* The records *
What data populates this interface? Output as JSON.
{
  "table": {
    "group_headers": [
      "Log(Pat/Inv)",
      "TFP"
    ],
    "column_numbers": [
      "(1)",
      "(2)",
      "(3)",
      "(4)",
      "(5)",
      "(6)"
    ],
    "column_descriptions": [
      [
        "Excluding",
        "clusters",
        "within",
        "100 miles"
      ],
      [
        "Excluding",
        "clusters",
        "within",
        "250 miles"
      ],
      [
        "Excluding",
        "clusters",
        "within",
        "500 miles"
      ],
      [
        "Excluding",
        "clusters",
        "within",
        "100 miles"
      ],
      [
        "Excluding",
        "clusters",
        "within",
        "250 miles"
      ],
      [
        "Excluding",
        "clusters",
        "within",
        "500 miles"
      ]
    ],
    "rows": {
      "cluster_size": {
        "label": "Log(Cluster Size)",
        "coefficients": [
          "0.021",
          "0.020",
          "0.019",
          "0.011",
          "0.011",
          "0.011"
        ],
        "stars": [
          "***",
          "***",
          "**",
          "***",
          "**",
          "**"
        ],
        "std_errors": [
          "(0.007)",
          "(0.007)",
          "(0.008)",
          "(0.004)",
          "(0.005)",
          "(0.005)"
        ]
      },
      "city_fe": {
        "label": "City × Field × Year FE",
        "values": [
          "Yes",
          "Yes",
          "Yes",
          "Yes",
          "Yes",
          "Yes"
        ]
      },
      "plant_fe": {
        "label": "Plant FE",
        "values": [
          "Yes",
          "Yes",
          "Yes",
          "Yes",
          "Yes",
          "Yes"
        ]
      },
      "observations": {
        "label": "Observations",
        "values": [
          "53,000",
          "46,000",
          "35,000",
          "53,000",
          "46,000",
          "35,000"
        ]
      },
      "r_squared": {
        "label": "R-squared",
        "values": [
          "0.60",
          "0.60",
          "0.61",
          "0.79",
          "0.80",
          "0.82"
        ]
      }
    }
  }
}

* What to produce *
Identify each line containing the string "label" and copy it out.

* Result *
        "label": "Log(Cluster Size)",
        "label": "City × Field × Year FE",
        "label": "Plant FE",
        "label": "Observations",
        "label": "R-squared",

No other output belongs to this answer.